Identify the lines bearing the string "efficiency" and gather them.

■ **Data records**
⟨
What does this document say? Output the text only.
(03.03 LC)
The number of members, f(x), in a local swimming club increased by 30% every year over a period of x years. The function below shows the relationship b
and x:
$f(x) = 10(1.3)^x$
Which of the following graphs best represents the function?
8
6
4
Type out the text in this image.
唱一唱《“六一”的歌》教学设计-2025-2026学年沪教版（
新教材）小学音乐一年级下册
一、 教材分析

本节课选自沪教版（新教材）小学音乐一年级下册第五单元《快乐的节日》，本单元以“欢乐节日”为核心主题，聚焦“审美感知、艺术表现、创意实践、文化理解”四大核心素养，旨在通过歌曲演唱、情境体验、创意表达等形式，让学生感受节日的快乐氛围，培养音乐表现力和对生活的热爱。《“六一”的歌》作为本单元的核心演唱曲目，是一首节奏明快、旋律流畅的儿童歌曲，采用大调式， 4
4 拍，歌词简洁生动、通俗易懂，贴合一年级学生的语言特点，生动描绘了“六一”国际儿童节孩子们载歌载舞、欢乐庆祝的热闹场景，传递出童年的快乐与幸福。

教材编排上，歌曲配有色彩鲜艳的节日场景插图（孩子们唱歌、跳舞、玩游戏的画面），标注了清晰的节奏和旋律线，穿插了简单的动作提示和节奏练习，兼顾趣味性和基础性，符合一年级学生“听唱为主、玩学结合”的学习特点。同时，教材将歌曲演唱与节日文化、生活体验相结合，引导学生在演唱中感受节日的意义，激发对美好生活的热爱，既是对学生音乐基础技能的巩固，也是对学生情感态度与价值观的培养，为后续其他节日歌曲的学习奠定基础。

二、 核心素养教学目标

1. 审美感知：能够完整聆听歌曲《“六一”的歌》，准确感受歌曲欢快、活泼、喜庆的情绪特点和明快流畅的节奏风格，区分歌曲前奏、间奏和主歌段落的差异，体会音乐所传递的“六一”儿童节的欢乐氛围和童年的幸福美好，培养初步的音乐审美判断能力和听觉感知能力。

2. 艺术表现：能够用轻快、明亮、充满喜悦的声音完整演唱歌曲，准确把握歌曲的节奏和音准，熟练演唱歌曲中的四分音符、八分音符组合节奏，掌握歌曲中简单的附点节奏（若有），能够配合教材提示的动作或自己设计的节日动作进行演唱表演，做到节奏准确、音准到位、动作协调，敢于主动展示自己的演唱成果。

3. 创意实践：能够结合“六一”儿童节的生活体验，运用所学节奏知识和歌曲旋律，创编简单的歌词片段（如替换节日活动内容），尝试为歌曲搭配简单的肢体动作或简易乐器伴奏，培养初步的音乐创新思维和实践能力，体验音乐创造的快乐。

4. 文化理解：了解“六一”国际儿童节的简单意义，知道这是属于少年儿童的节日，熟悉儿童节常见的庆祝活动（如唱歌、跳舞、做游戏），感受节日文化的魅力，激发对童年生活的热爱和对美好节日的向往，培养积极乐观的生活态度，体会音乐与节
⟩
⟨
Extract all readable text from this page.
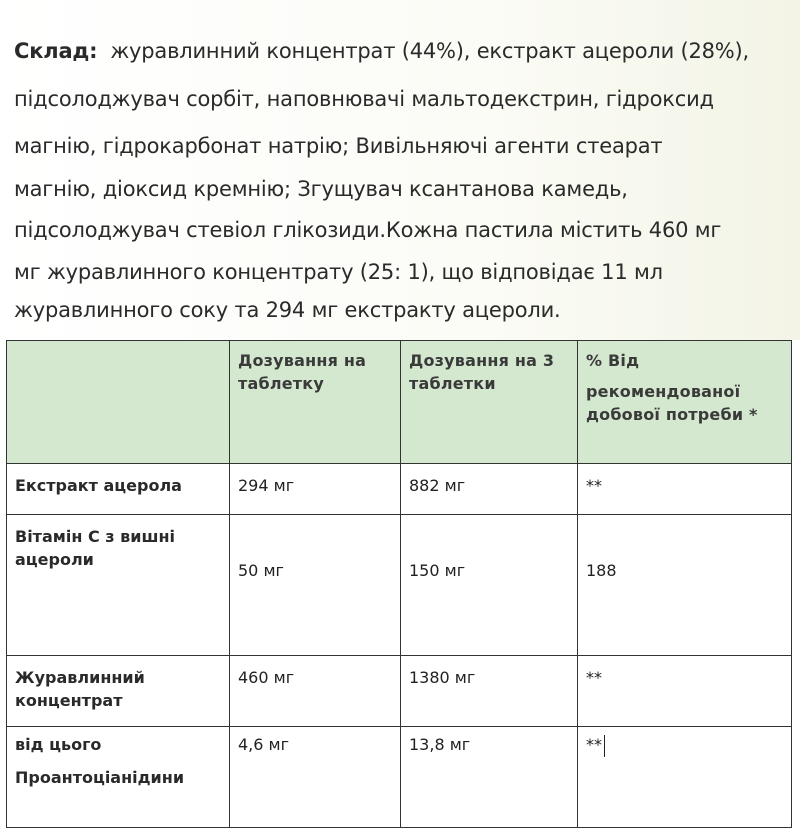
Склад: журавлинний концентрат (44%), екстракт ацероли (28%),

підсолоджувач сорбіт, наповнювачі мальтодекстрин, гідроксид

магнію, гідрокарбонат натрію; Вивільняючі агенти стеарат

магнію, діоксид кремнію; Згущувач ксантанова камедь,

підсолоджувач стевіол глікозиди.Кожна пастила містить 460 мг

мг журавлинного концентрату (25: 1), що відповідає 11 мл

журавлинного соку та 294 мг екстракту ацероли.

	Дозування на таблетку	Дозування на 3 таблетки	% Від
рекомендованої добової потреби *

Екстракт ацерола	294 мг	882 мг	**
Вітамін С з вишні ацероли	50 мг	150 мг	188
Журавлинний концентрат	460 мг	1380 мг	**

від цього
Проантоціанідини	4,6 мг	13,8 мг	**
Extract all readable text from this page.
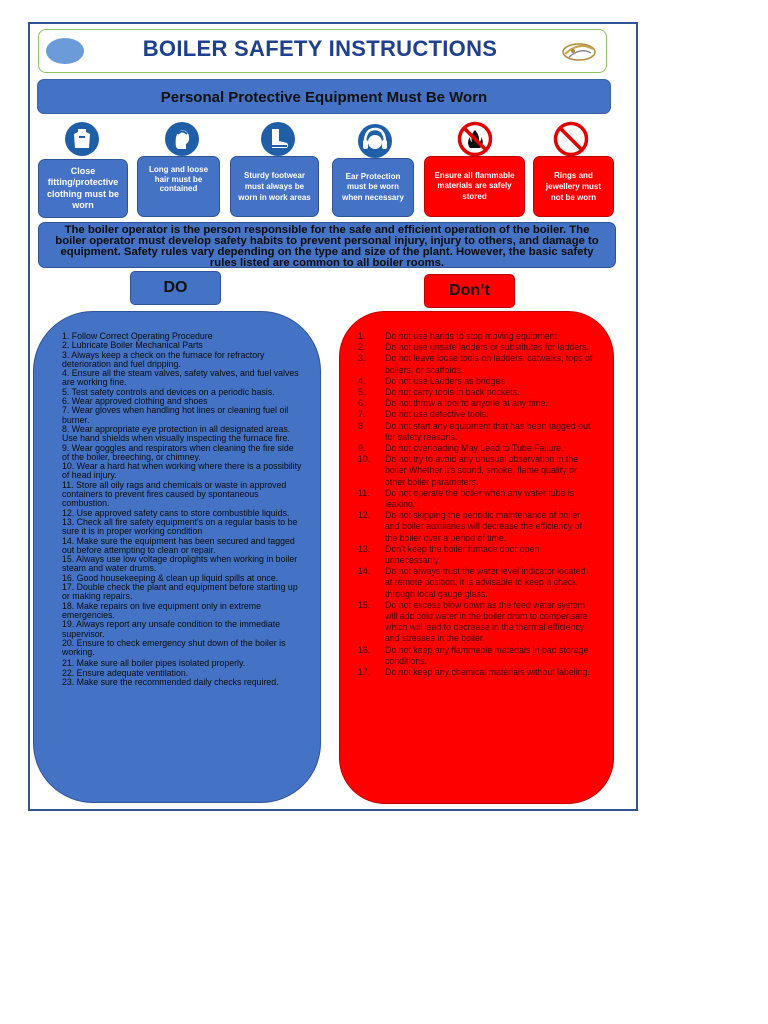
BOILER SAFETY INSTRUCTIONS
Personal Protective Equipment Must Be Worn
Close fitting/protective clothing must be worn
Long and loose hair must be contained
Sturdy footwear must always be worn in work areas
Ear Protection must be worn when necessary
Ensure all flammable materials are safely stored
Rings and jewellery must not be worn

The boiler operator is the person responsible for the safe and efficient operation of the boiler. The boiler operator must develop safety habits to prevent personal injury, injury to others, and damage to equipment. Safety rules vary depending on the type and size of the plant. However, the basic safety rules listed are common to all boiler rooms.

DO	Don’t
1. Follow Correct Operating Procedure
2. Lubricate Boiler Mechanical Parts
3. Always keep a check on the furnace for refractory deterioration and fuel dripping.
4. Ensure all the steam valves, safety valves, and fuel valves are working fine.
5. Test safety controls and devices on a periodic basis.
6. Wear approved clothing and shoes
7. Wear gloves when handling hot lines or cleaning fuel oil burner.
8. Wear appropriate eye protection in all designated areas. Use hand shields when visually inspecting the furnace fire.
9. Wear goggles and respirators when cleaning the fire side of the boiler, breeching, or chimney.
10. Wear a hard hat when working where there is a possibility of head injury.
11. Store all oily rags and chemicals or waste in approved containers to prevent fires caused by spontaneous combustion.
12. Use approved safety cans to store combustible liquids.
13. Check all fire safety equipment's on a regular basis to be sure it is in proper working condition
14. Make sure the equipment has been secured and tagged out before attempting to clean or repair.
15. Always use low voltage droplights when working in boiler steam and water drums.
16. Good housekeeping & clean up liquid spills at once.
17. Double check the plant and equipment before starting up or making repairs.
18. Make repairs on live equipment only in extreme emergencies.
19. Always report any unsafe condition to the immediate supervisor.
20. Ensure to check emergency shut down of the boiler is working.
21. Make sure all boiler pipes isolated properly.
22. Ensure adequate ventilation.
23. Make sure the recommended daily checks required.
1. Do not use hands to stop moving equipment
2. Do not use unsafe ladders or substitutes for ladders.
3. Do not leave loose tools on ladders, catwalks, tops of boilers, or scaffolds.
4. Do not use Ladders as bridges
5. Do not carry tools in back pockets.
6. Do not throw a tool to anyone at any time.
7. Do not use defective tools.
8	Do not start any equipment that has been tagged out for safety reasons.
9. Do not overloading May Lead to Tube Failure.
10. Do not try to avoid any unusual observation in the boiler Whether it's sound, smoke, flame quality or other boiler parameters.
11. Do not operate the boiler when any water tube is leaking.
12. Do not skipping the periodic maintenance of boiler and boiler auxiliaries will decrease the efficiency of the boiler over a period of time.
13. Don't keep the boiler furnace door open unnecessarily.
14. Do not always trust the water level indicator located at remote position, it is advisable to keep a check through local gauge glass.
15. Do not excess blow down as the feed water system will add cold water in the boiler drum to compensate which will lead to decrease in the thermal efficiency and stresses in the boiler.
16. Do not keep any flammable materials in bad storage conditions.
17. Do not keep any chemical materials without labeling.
⟩
■ **ANSWER TO THIS EXERCISE**
12. Do not skipping the periodic maintenance of boiler and boiler auxiliaries will decrease the efficiency of the boiler over a period of time.
15. Do not excess blow down as the feed water system will add cold water in the boiler drum to compensate which will lead to decrease in the thermal efficiency and stresses in the boiler.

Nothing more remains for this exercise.